■ Stored items:
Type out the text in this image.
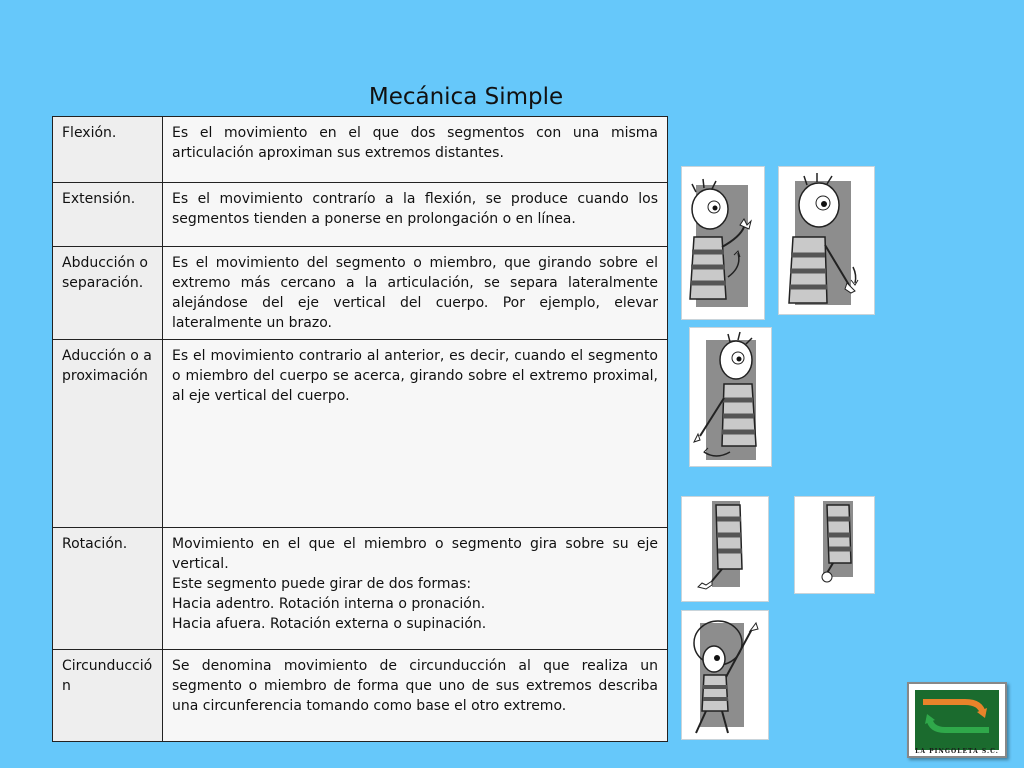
Mecánica Simple
Flexión.	Es el movimiento en el que dos segmentos con una misma articulación aproximan sus extremos distantes.
Extensión.	Es el movimiento contrarío a la flexión, se produce cuando los segmentos tienden a ponerse en prolongación o en línea.
Abducción o separación.	Es el movimiento del segmento o miembro, que girando sobre el extremo más cercano a la articulación, se separa lateralmente alejándose del eje vertical del cuerpo. Por ejemplo, elevar lateralmente un brazo.
Aducción o aproximación	Es el movimiento contrario al anterior, es decir, cuando el segmento o miembro del cuerpo se acerca, girando sobre el extremo proximal, al eje vertical del cuerpo.
Rotación.	Movimiento en el que el miembro o segmento gira sobre su eje vertical.
Este segmento puede girar de dos formas:
Hacia adentro. Rotación interna o pronación.
Hacia afuera. Rotación externa o supinación.

Circunducción	Se denomina movimiento de circunducción al que realiza un segmento o miembro de forma que uno de sus extremos describa una circunferencia tomando como base el otro extremo.
LA PINGOLETA S.C.
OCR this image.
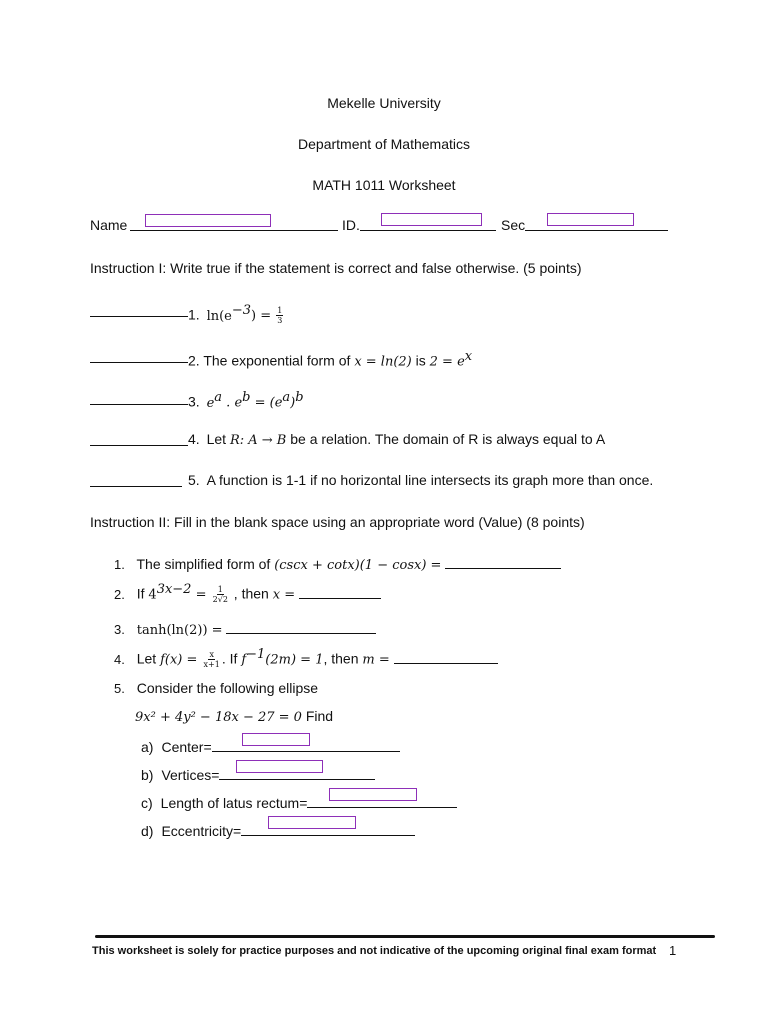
Mekelle University
Department of Mathematics
MATH 1011 Worksheet
Name	ID.	Sec
Instruction I: Write true if the statement is correct and false otherwise. (5 points)
1. $\ln(e^{-3}) = \frac{1}{3}$
2. The exponential form of x = ln(2) is $2 = e^x$
3. $e^a$ . $e^b = (e^a)^b$
4. Let R: A → B be a relation. The domain of R is always equal to A
5. A function is 1-1 if no horizontal line intersects its graph more than once.
Instruction II: Fill in the blank space using an appropriate word (Value) (8 points)
1. The simplified form of (cscx + cotx)(1 − cosx) =
2. If $4^{3x-2} = \frac{1}{2√2}$ , then x =
3. tanh(ln(2)) =
4. Let $f(x) = \frac{x}{x+1}$ . If $f^{-1}(2m) = 1$, then m =
5. Consider the following ellipse
9x² + 4y² − 18x − 27 = 0 Find
a) Center=
b) Vertices=
c) Length of latus rectum=
d) Eccentricity=
This worksheet is solely for practice purposes and not indicative of the upcoming original final exam format 1
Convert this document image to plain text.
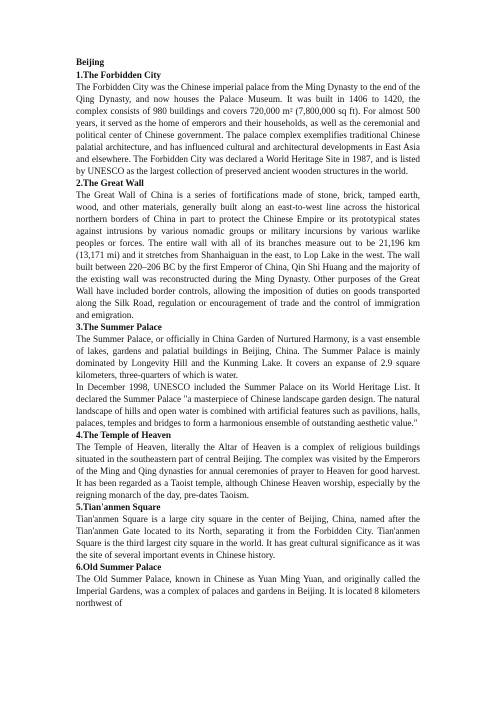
Beijing
1.The Forbidden City

The Forbidden City was the Chinese imperial palace from the Ming Dynasty to the end of the Qing Dynasty, and now houses the Palace Museum. It was built in 1406 to 1420, the complex consists of 980 buildings and covers 720,000 m² (7,800,000 sq ft). For almost 500 years, it served as the home of emperors and their households, as well as the ceremonial and political center of Chinese government. The palace complex exemplifies traditional Chinese palatial architecture, and has influenced cultural and architectural developments in East Asia and elsewhere. The Forbidden City was declared a World Heritage Site in 1987, and is listed by UNESCO as the largest collection of preserved ancient wooden structures in the world.

2.The Great Wall

The Great Wall of China is a series of fortifications made of stone, brick, tamped earth, wood, and other materials, generally built along an east-to-west line across the historical northern borders of China in part to protect the Chinese Empire or its prototypical states against intrusions by various nomadic groups or military incursions by various warlike peoples or forces. The entire wall with all of its branches measure out to be 21,196 km (13,171 mi) and it stretches from Shanhaiguan in the east, to Lop Lake in the west. The wall built between 220–206 BC by the first Emperor of China, Qin Shi Huang and the majority of the existing wall was reconstructed during the Ming Dynasty. Other purposes of the Great Wall have included border controls, allowing the imposition of duties on goods transported along the Silk Road, regulation or encouragement of trade and the control of immigration and emigration.

3.The Summer Palace

The Summer Palace, or officially in China Garden of Nurtured Harmony, is a vast ensemble of lakes, gardens and palatial buildings in Beijing, China. The Summer Palace is mainly dominated by Longevity Hill and the Kunming Lake. It covers an expanse of 2.9 square kilometers, three-quarters of which is water.

In December 1998, UNESCO included the Summer Palace on its World Heritage List. It declared the Summer Palace "a masterpiece of Chinese landscape garden design. The natural landscape of hills and open water is combined with artificial features such as pavilions, halls, palaces, temples and bridges to form a harmonious ensemble of outstanding aesthetic value."

4.The Temple of Heaven

The Temple of Heaven, literally the Altar of Heaven is a complex of religious buildings situated in the southeastern part of central Beijing. The complex was visited by the Emperors of the Ming and Qing dynasties for annual ceremonies of prayer to Heaven for good harvest. It has been regarded as a Taoist temple, although Chinese Heaven worship, especially by the reigning monarch of the day, pre-dates Taoism.

5.Tian'anmen Square

Tian'anmen Square is a large city square in the center of Beijing, China, named after the Tian'anmen Gate located to its North, separating it from the Forbidden City. Tian'anmen Square is the third largest city square in the world. It has great cultural significance as it was the site of several important events in Chinese history.

6.Old Summer Palace

The Old Summer Palace, known in Chinese as Yuan Ming Yuan, and originally called the Imperial Gardens, was a complex of palaces and gardens in Beijing. It is located 8 kilometers northwest of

■ Prompt:
Quote the data exactly, leaving every image out of the copy.

■ Right answer:
Type out the text in this image.
Mecánica Simple
Flexión.	Es el movimiento en el que dos segmentos con una misma articulación aproximan sus extremos distantes.
Extensión.	Es el movimiento contrarío a la flexión, se produce cuando los segmentos tienden a ponerse en prolongación o en línea.
Abducción o separación.	Es el movimiento del segmento o miembro, que girando sobre el extremo más cercano a la articulación, se separa lateralmente alejándose del eje vertical del cuerpo. Por ejemplo, elevar lateralmente un brazo.
Aducción o aproximación	Es el movimiento contrario al anterior, es decir, cuando el segmento o miembro del cuerpo se acerca, girando sobre el extremo proximal, al eje vertical del cuerpo.
Rotación.	Movimiento en el que el miembro o segmento gira sobre su eje vertical.
Este segmento puede girar de dos formas:
Hacia adentro. Rotación interna o pronación.
Hacia afuera. Rotación externa o supinación.

Circunducción	Se denomina movimiento de circunducción al que realiza un segmento o miembro de forma que uno de sus extremos describa una circunferencia tomando como base el otro extremo.
LA PINGOLETA S.C.
OCR this image.
Mekelle University
Department of Mathematics
MATH 1011 Worksheet
Name	ID.	Sec
Instruction I: Write true if the statement is correct and false otherwise. (5 points)
1. $\ln(e^{-3}) = \frac{1}{3}$
2. The exponential form of x = ln(2) is $2 = e^x$
3. $e^a$ . $e^b = (e^a)^b$
4. Let R: A → B be a relation. The domain of R is always equal to A
5. A function is 1-1 if no horizontal line intersects its graph more than once.
Instruction II: Fill in the blank space using an appropriate word (Value) (8 points)
1. The simplified form of (cscx + cotx)(1 − cosx) =
2. If $4^{3x-2} = \frac{1}{2√2}$ , then x =
3. tanh(ln(2)) =
4. Let $f(x) = \frac{x}{x+1}$ . If $f^{-1}(2m) = 1$, then m =
5. Consider the following ellipse
9x² + 4y² − 18x − 27 = 0 Find
a) Center=
b) Vertices=
c) Length of latus rectum=
d) Eccentricity=
This worksheet is solely for practice purposes and not indicative of the upcoming original final exam format 1
Convert this document image to plain text.
Beijing
1.The Forbidden City

The Forbidden City was the Chinese imperial palace from the Ming Dynasty to the end of the Qing Dynasty, and now houses the Palace Museum. It was built in 1406 to 1420, the complex consists of 980 buildings and covers 720,000 m² (7,800,000 sq ft). For almost 500 years, it served as the home of emperors and their households, as well as the ceremonial and political center of Chinese government. The palace complex exemplifies traditional Chinese palatial architecture, and has influenced cultural and architectural developments in East Asia and elsewhere. The Forbidden City was declared a World Heritage Site in 1987, and is listed by UNESCO as the largest collection of preserved ancient wooden structures in the world.

2.The Great Wall

The Great Wall of China is a series of fortifications made of stone, brick, tamped earth, wood, and other materials, generally built along an east-to-west line across the historical northern borders of China in part to protect the Chinese Empire or its prototypical states against intrusions by various nomadic groups or military incursions by various warlike peoples or forces. The entire wall with all of its branches measure out to be 21,196 km (13,171 mi) and it stretches from Shanhaiguan in the east, to Lop Lake in the west. The wall built between 220–206 BC by the first Emperor of China, Qin Shi Huang and the majority of the existing wall was reconstructed during the Ming Dynasty. Other purposes of the Great Wall have included border controls, allowing the imposition of duties on goods transported along the Silk Road, regulation or encouragement of trade and the control of immigration and emigration.

3.The Summer Palace

The Summer Palace, or officially in China Garden of Nurtured Harmony, is a vast ensemble of lakes, gardens and palatial buildings in Beijing, China. The Summer Palace is mainly dominated by Longevity Hill and the Kunming Lake. It covers an expanse of 2.9 square kilometers, three-quarters of which is water.

In December 1998, UNESCO included the Summer Palace on its World Heritage List. It declared the Summer Palace "a masterpiece of Chinese landscape garden design. The natural landscape of hills and open water is combined with artificial features such as pavilions, halls, palaces, temples and bridges to form a harmonious ensemble of outstanding aesthetic value."

4.The Temple of Heaven

The Temple of Heaven, literally the Altar of Heaven is a complex of religious buildings situated in the southeastern part of central Beijing. The complex was visited by the Emperors of the Ming and Qing dynasties for annual ceremonies of prayer to Heaven for good harvest. It has been regarded as a Taoist temple, although Chinese Heaven worship, especially by the reigning monarch of the day, pre-dates Taoism.

5.Tian'anmen Square

Tian'anmen Square is a large city square in the center of Beijing, China, named after the Tian'anmen Gate located to its North, separating it from the Forbidden City. Tian'anmen Square is the third largest city square in the world. It has great cultural significance as it was the site of several important events in Chinese history.

6.Old Summer Palace

The Old Summer Palace, known in Chinese as Yuan Ming Yuan, and originally called the Imperial Gardens, was a complex of palaces and gardens in Beijing. It is located 8 kilometers northwest of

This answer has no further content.